◆ **Exercise directions**
Write out the whole listing exactly as it stands.
#### Supplied data ####
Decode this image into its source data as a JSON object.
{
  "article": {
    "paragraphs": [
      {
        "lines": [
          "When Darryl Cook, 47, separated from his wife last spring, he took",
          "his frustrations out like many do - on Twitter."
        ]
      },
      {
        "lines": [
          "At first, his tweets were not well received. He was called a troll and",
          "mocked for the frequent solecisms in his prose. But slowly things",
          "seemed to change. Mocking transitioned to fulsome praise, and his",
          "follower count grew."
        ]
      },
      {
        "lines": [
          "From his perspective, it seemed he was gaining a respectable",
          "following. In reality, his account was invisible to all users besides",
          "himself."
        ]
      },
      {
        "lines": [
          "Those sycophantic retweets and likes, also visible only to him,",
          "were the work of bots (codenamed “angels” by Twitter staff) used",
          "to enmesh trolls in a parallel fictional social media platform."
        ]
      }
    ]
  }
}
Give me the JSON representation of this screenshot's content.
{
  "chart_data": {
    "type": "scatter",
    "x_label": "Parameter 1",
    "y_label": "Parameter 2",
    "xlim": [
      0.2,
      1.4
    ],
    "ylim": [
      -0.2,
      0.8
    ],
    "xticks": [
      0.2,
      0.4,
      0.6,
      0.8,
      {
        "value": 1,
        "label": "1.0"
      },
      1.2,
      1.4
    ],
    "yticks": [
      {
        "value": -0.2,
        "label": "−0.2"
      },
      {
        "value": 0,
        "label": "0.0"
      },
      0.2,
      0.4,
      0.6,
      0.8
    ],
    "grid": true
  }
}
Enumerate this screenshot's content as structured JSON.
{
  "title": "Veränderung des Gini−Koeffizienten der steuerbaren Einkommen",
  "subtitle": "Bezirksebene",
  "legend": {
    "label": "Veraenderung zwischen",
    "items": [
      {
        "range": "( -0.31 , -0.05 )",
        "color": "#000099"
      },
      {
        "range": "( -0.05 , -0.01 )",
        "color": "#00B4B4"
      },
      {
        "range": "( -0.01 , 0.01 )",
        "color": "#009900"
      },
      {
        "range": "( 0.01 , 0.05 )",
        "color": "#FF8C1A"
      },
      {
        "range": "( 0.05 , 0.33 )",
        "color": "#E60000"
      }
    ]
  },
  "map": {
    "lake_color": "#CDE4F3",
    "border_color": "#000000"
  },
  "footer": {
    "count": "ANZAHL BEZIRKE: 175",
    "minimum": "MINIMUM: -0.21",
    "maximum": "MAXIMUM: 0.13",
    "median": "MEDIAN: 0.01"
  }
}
####
◆ **The result**
Decode this image into its source data as a JSON object.
{
  "article": {
    "paragraphs": [
      {
        "lines": [
          "When Darryl Cook, 47, separated from his wife last spring, he took",
          "his frustrations out like many do - on Twitter."
        ]
      },
      {
        "lines": [
          "At first, his tweets were not well received. He was called a troll and",
          "mocked for the frequent solecisms in his prose. But slowly things",
          "seemed to change. Mocking transitioned to fulsome praise, and his",
          "follower count grew."
        ]
      },
      {
        "lines": [
          "From his perspective, it seemed he was gaining a respectable",
          "following. In reality, his account was invisible to all users besides",
          "himself."
        ]
      },
      {
        "lines": [
          "Those sycophantic retweets and likes, also visible only to him,",
          "were the work of bots (codenamed “angels” by Twitter staff) used",
          "to enmesh trolls in a parallel fictional social media platform."
        ]
      }
    ]
  }
}
Give me the JSON representation of this screenshot's content.
{
  "chart_data": {
    "type": "scatter",
    "x_label": "Parameter 1",
    "y_label": "Parameter 2",
    "xlim": [
      0.2,
      1.4
    ],
    "ylim": [
      -0.2,
      0.8
    ],
    "xticks": [
      0.2,
      0.4,
      0.6,
      0.8,
      {
        "value": 1,
        "label": "1.0"
      },
      1.2,
      1.4
    ],
    "yticks": [
      {
        "value": -0.2,
        "label": "−0.2"
      },
      {
        "value": 0,
        "label": "0.0"
      },
      0.2,
      0.4,
      0.6,
      0.8
    ],
    "grid": true
  }
}
Enumerate this screenshot's content as structured JSON.
{
  "title": "Veränderung des Gini−Koeffizienten der steuerbaren Einkommen",
  "subtitle": "Bezirksebene",
  "legend": {
    "label": "Veraenderung zwischen",
    "items": [
      {
        "range": "( -0.31 , -0.05 )",
        "color": "#000099"
      },
      {
        "range": "( -0.05 , -0.01 )",
        "color": "#00B4B4"
      },
      {
        "range": "( -0.01 , 0.01 )",
        "color": "#009900"
      },
      {
        "range": "( 0.01 , 0.05 )",
        "color": "#FF8C1A"
      },
      {
        "range": "( 0.05 , 0.33 )",
        "color": "#E60000"
      }
    ]
  },
  "map": {
    "lake_color": "#CDE4F3",
    "border_color": "#000000"
  },
  "footer": {
    "count": "ANZAHL BEZIRKE: 175",
    "minimum": "MINIMUM: -0.21",
    "maximum": "MAXIMUM: 0.13",
    "median": "MEDIAN: 0.01"
  }
}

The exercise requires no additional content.